## START
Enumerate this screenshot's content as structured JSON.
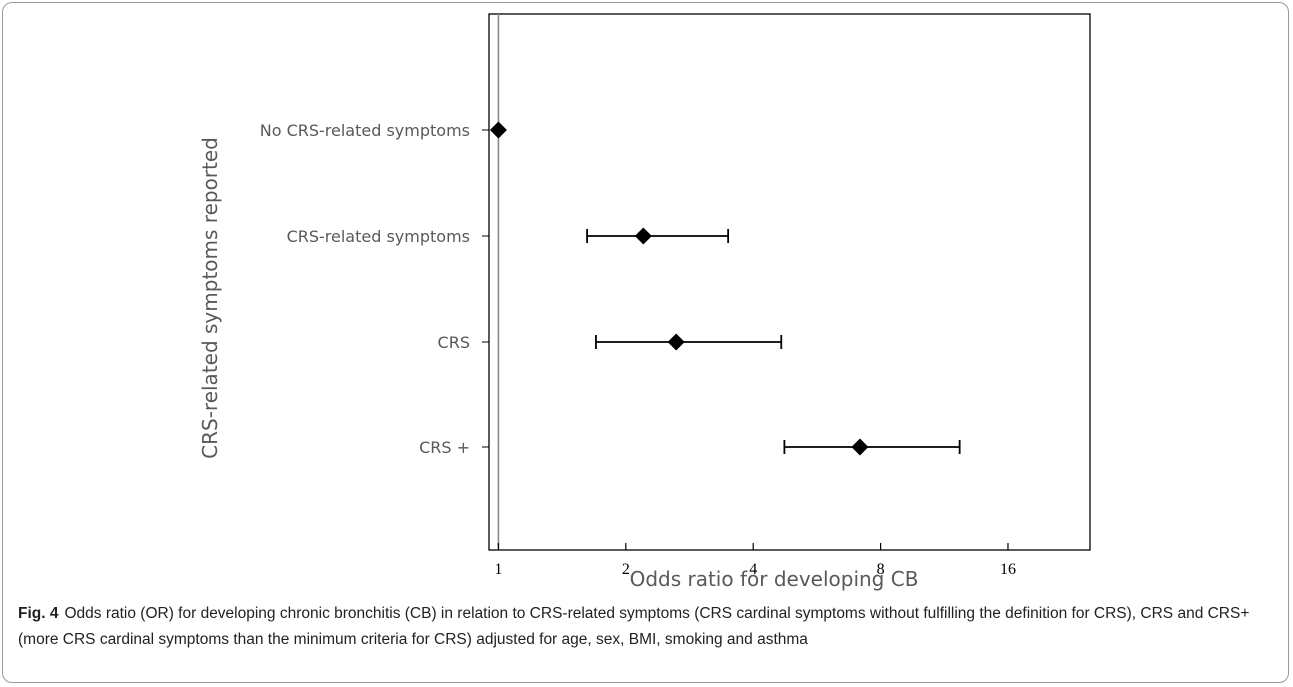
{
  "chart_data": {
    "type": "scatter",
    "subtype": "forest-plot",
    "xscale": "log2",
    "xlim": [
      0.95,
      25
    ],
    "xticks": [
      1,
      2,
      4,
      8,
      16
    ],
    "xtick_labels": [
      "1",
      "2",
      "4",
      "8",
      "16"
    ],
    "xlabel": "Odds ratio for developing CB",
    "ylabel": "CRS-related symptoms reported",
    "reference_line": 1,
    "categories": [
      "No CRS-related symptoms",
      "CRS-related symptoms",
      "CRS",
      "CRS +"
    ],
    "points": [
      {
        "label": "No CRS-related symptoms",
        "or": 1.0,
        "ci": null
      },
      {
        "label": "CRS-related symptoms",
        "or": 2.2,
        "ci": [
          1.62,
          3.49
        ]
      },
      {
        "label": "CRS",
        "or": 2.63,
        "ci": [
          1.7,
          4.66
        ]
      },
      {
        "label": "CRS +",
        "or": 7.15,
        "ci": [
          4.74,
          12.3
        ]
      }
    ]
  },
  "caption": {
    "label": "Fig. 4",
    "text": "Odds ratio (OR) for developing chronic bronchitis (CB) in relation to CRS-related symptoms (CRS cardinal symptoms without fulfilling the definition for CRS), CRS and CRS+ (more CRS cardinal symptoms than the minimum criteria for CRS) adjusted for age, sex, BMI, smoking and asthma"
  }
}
## END
◆ Task prompt:
Search the lines above for the string "ratio" and copy each line that has it.

◆ Full answer:
    "xlabel": "Odds ratio for developing CB",
    "text": "Odds ratio (OR) for developing chronic bronchitis (CB) in relation to CRS-related symptoms (CRS cardinal symptoms without fulfilling the definition for CRS), CRS and CRS+ (more CRS cardinal symptoms than the minimum criteria for CRS) adjusted for age, sex, BMI, smoking and asthma"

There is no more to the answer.